■ **Exercise description**:
Quote all lines below exactly. Images stay out.

(Dataset excerpt)

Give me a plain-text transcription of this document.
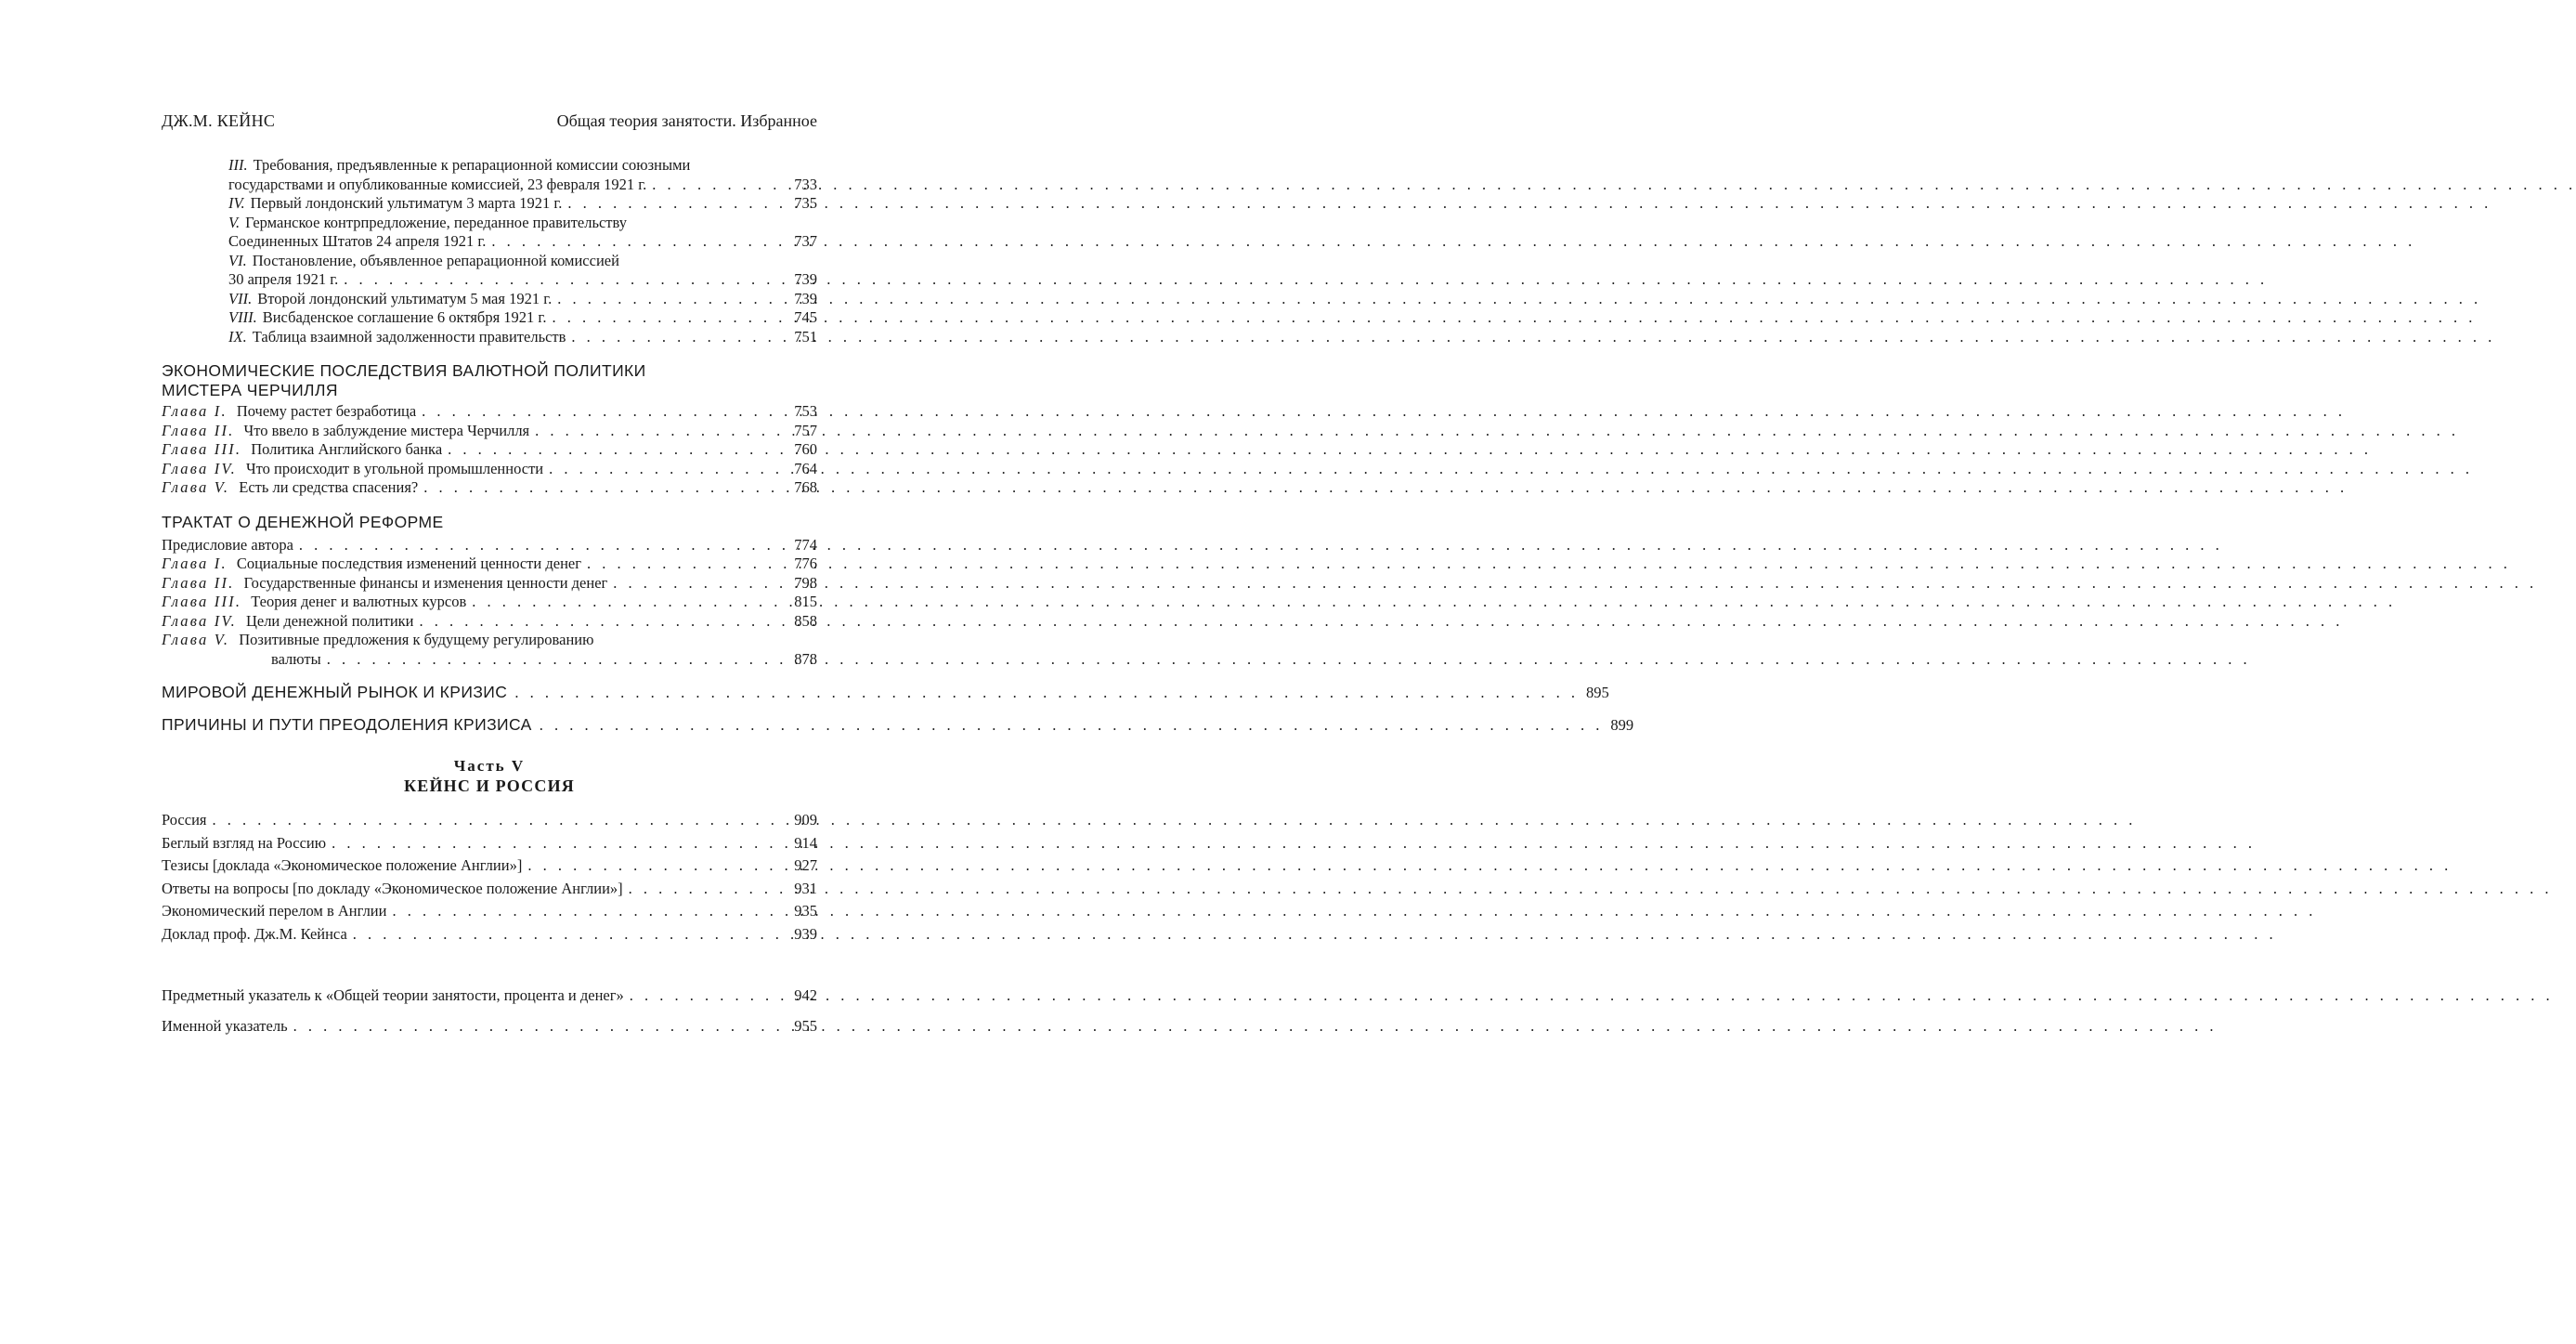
ДЖ.М. КЕЙНС	Общая теория занятости. Избранное
III. Требования, предъявленные к репарационной комиссии союзными
государствами и опубликованные комиссией, 23 февраля 1921 г. . . .	733
IV. Первый лондонский ультиматум 3 марта 1921 г. . . .	735
V. Германское контрпредложение, переданное правительству
Соединенных Штатов 24 апреля 1921 г. . . .	737
VI. Постановление, объявленное репарационной комиссией
30 апреля 1921 г. . . .	739
VII. Второй лондонский ультиматум 5 мая 1921 г. . . .	739
VIII. Висбаденское соглашение 6 октября 1921 г. . . .	745
IX. Таблица взаимной задолженности правительств . . .	751
ЭКОНОМИЧЕСКИЕ ПОСЛЕДСТВИЯ ВАЛЮТНОЙ ПОЛИТИКИ
МИСТЕРА ЧЕРЧИЛЛЯ
Глава I. Почему растет безработица . . .	753
Глава II. Что ввело в заблуждение мистера Черчилля . . .	757
Глава III. Политика Английского банка . . .	760
Глава IV. Что происходит в угольной промышленности . . .	764
Глава V. Есть ли средства спасения? . . .	768
ТРАКТАТ О ДЕНЕЖНОЙ РЕФОРМЕ
Предисловие автора . . .	774
Глава I. Социальные последствия изменений ценности денег . . .	776
Глава II. Государственные финансы и изменения ценности денег . . .	798
Глава III. Теория денег и валютных курсов . . .	815
Глава IV. Цели денежной политики . . .	858
Глава V. Позитивные предложения к будущему регулированию
валюты . . .	878
МИРОВОЙ ДЕНЕЖНЫЙ РЫНОК И КРИЗИС . . .	895
ПРИЧИНЫ И ПУТИ ПРЕОДОЛЕНИЯ КРИЗИСА . . .	899
Часть V
КЕЙНС И РОССИЯ
Россия . . .	909
Беглый взгляд на Россию . . .	914
Тезисы [доклада «Экономическое положение Англии»] . . .	927
Ответы на вопросы [по докладу «Экономическое положение Англии»] . . .	931
Экономический перелом в Англии . . .	935
Доклад проф. Дж.М. Кейнса . . .	939
Предметный указатель к «Общей теории занятости, процента и денег» . . .	942
Именной указатель . . .	955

■ **Task solution**:
Give me a plain-text transcription of this document.
ДЖ.М. КЕЙНС	Общая теория занятости. Избранное
III. Требования, предъявленные к репарационной комиссии союзными
государствами и опубликованные комиссией, 23 февраля 1921 г. . . .	733
IV. Первый лондонский ультиматум 3 марта 1921 г. . . .	735
V. Германское контрпредложение, переданное правительству
Соединенных Штатов 24 апреля 1921 г. . . .	737
VI. Постановление, объявленное репарационной комиссией
30 апреля 1921 г. . . .	739
VII. Второй лондонский ультиматум 5 мая 1921 г. . . .	739
VIII. Висбаденское соглашение 6 октября 1921 г. . . .	745
IX. Таблица взаимной задолженности правительств . . .	751
ЭКОНОМИЧЕСКИЕ ПОСЛЕДСТВИЯ ВАЛЮТНОЙ ПОЛИТИКИ
МИСТЕРА ЧЕРЧИЛЛЯ
Глава I. Почему растет безработица . . .	753
Глава II. Что ввело в заблуждение мистера Черчилля . . .	757
Глава III. Политика Английского банка . . .	760
Глава IV. Что происходит в угольной промышленности . . .	764
Глава V. Есть ли средства спасения? . . .	768
ТРАКТАТ О ДЕНЕЖНОЙ РЕФОРМЕ
Предисловие автора . . .	774
Глава I. Социальные последствия изменений ценности денег . . .	776
Глава II. Государственные финансы и изменения ценности денег . . .	798
Глава III. Теория денег и валютных курсов . . .	815
Глава IV. Цели денежной политики . . .	858
Глава V. Позитивные предложения к будущему регулированию
валюты . . .	878
МИРОВОЙ ДЕНЕЖНЫЙ РЫНОК И КРИЗИС . . .	895
ПРИЧИНЫ И ПУТИ ПРЕОДОЛЕНИЯ КРИЗИСА . . .	899
Часть V
КЕЙНС И РОССИЯ
Россия . . .	909
Беглый взгляд на Россию . . .	914
Тезисы [доклада «Экономическое положение Англии»] . . .	927
Ответы на вопросы [по докладу «Экономическое положение Англии»] . . .	931
Экономический перелом в Англии . . .	935
Доклад проф. Дж.М. Кейнса . . .	939
Предметный указатель к «Общей теории занятости, процента и денег» . . .	942
Именной указатель . . .	955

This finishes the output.